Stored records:
— start —
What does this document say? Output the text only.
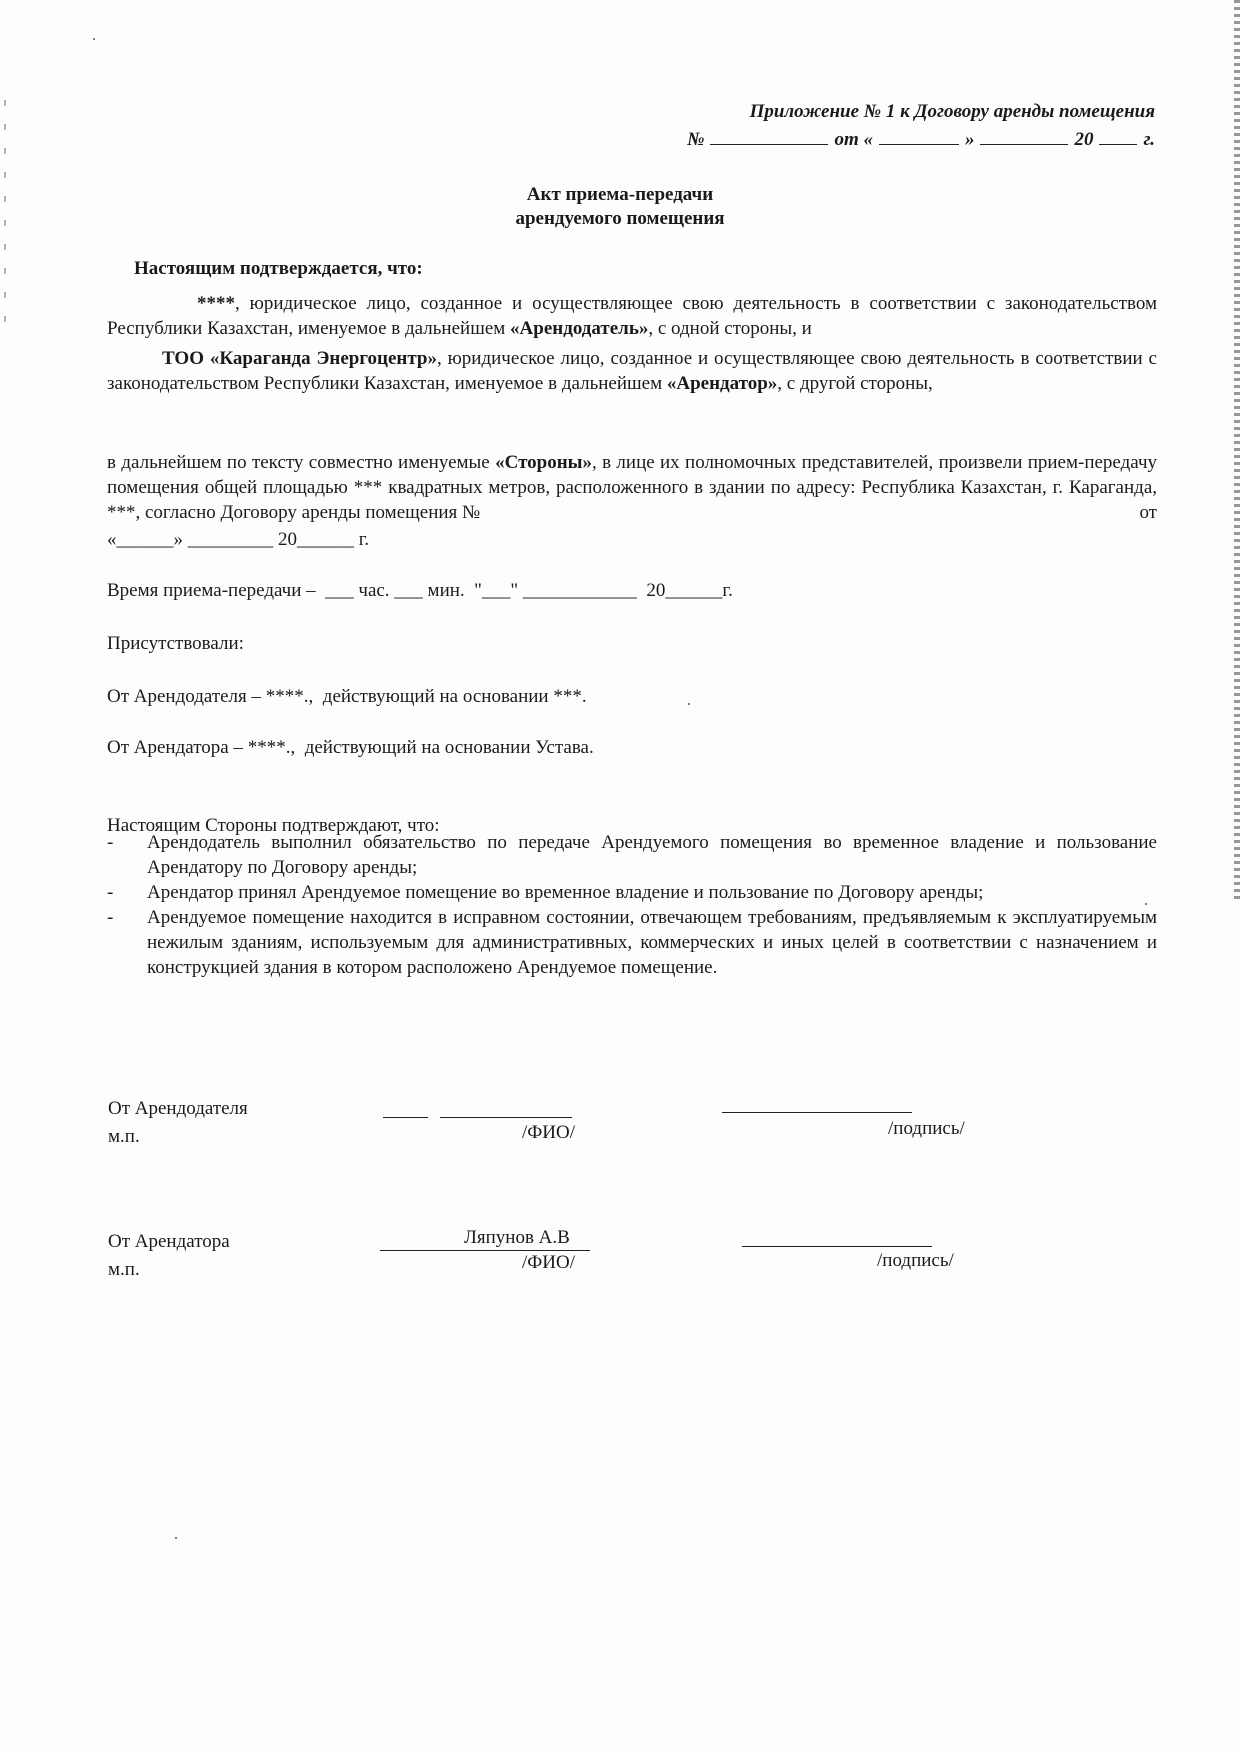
Приложение № 1 к Договору аренды помещения
№	от «	»	20	г.
Акт приема-передачи
арендуемого помещения
Настоящим подтверждается, что:
****, юридическое лицо, созданное и осуществляющее свою деятельность в соответствии с законодательством Республики Казахстан, именуемое в дальнейшем «Арендодатель», с одной стороны, и
ТОО «Караганда Энергоцентр», юридическое лицо, созданное и осуществляющее свою деятельность в соответствии с законодательством Республики Казахстан, именуемое в дальнейшем «Арендатор», с другой стороны,
в дальнейшем по тексту совместно именуемые «Стороны», в лице их полномочных представителей, произвели прием-передачу помещения общей площадью *** квадратных метров, расположенного в здании по адресу: Республика Казахстан, г. Караганда, ***, согласно Договору аренды помещения №	от
«______» _________ 20______ г.
Время приема-передачи –  ___ час. ___ мин.  "___" ____________  20______г.
Присутствовали:
От Арендодателя – ****.,  действующий на основании ***.
От Арендатора – ****.,  действующий на основании Устава.
Настоящим Стороны подтверждают, что:
-	Арендодатель выполнил обязательство по передаче Арендуемого помещения во временное владение и пользование Арендатору по Договору аренды;
-	Арендатор принял Арендуемое помещение во временное владение и пользование по Договору аренды;
-	Арендуемое помещение находится в исправном состоянии, отвечающем требованиям, предъявляемым к эксплуатируемым нежилым зданиям, используемым для административных, коммерческих и иных целей в соответствии с назначением и конструкцией здания в котором расположено Арендуемое помещение.
От Арендодателя
м.п.	/ФИО/	/подпись/
От Арендатора
м.п.
Ляпунов А.В
/ФИО/	/подпись/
— end —
— WHAT IS EXPECTED —
Copy the records above exactly, omitting every picture.

— FULL SOLUTION —
What does this document say? Output the text only.
Приложение № 1 к Договору аренды помещения
№	от «	»	20	г.
Акт приема-передачи
арендуемого помещения
Настоящим подтверждается, что:
****, юридическое лицо, созданное и осуществляющее свою деятельность в соответствии с законодательством Республики Казахстан, именуемое в дальнейшем «Арендодатель», с одной стороны, и
ТОО «Караганда Энергоцентр», юридическое лицо, созданное и осуществляющее свою деятельность в соответствии с законодательством Республики Казахстан, именуемое в дальнейшем «Арендатор», с другой стороны,
в дальнейшем по тексту совместно именуемые «Стороны», в лице их полномочных представителей, произвели прием-передачу помещения общей площадью *** квадратных метров, расположенного в здании по адресу: Республика Казахстан, г. Караганда, ***, согласно Договору аренды помещения №	от
«______» _________ 20______ г.
Время приема-передачи –  ___ час. ___ мин.  "___" ____________  20______г.
Присутствовали:
От Арендодателя – ****.,  действующий на основании ***.
От Арендатора – ****.,  действующий на основании Устава.
Настоящим Стороны подтверждают, что:
-	Арендодатель выполнил обязательство по передаче Арендуемого помещения во временное владение и пользование Арендатору по Договору аренды;
-	Арендатор принял Арендуемое помещение во временное владение и пользование по Договору аренды;
-	Арендуемое помещение находится в исправном состоянии, отвечающем требованиям, предъявляемым к эксплуатируемым нежилым зданиям, используемым для административных, коммерческих и иных целей в соответствии с назначением и конструкцией здания в котором расположено Арендуемое помещение.
От Арендодателя
м.п.	/ФИО/	/подпись/
От Арендатора
м.п.
Ляпунов А.В
/ФИО/	/подпись/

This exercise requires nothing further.